■ **Job**:
Output all the entries word for word. Omit the pictures.

■ **Data extract**:
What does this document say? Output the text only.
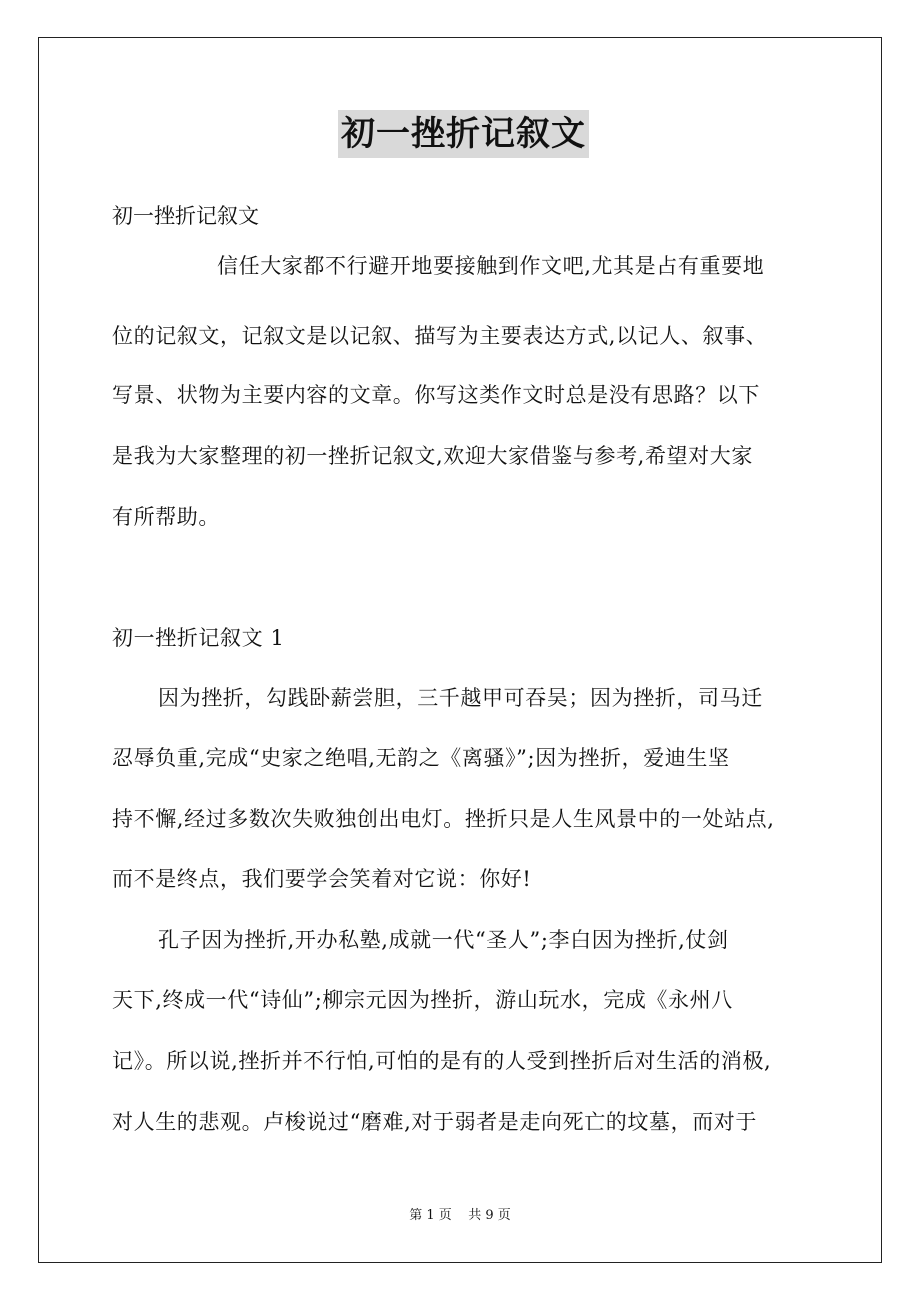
初一挫折记叙文
初一挫折记叙文
信任大家都不行避开地要接触到作文吧,尤其是占有重要地
位的记叙文，记叙文是以记叙、描写为主要表达方式,以记人、叙事、
写景、状物为主要内容的文章。你写这类作文时总是没有思路？以下
是我为大家整理的初一挫折记叙文,欢迎大家借鉴与参考,希望对大家
有所帮助。
初一挫折记叙文 1
因为挫折，勾践卧薪尝胆，三千越甲可吞吴；因为挫折，司马迁
忍辱负重,完成“史家之绝唱,无韵之《离骚》”;因为挫折，爱迪生坚
持不懈,经过多数次失败独创出电灯。挫折只是人生风景中的一处站点,
而不是终点，我们要学会笑着对它说：你好!
孔子因为挫折,开办私塾,成就一代“圣人”;李白因为挫折,仗剑
天下,终成一代“诗仙”;柳宗元因为挫折，游山玩水，完成《永州八
记》。所以说,挫折并不行怕,可怕的是有的人受到挫折后对生活的消极,
对人生的悲观。卢梭说过“磨难,对于弱者是走向死亡的坟墓，而对于
第 1 页    共 9 页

■ **Solution**:
What does this document say? Output the text only.
初一挫折记叙文
初一挫折记叙文
信任大家都不行避开地要接触到作文吧,尤其是占有重要地
位的记叙文，记叙文是以记叙、描写为主要表达方式,以记人、叙事、
写景、状物为主要内容的文章。你写这类作文时总是没有思路？以下
是我为大家整理的初一挫折记叙文,欢迎大家借鉴与参考,希望对大家
有所帮助。
初一挫折记叙文 1
因为挫折，勾践卧薪尝胆，三千越甲可吞吴；因为挫折，司马迁
忍辱负重,完成“史家之绝唱,无韵之《离骚》”;因为挫折，爱迪生坚
持不懈,经过多数次失败独创出电灯。挫折只是人生风景中的一处站点,
而不是终点，我们要学会笑着对它说：你好!
孔子因为挫折,开办私塾,成就一代“圣人”;李白因为挫折,仗剑
天下,终成一代“诗仙”;柳宗元因为挫折，游山玩水，完成《永州八
记》。所以说,挫折并不行怕,可怕的是有的人受到挫折后对生活的消极,
对人生的悲观。卢梭说过“磨难,对于弱者是走向死亡的坟墓，而对于
第 1 页    共 9 页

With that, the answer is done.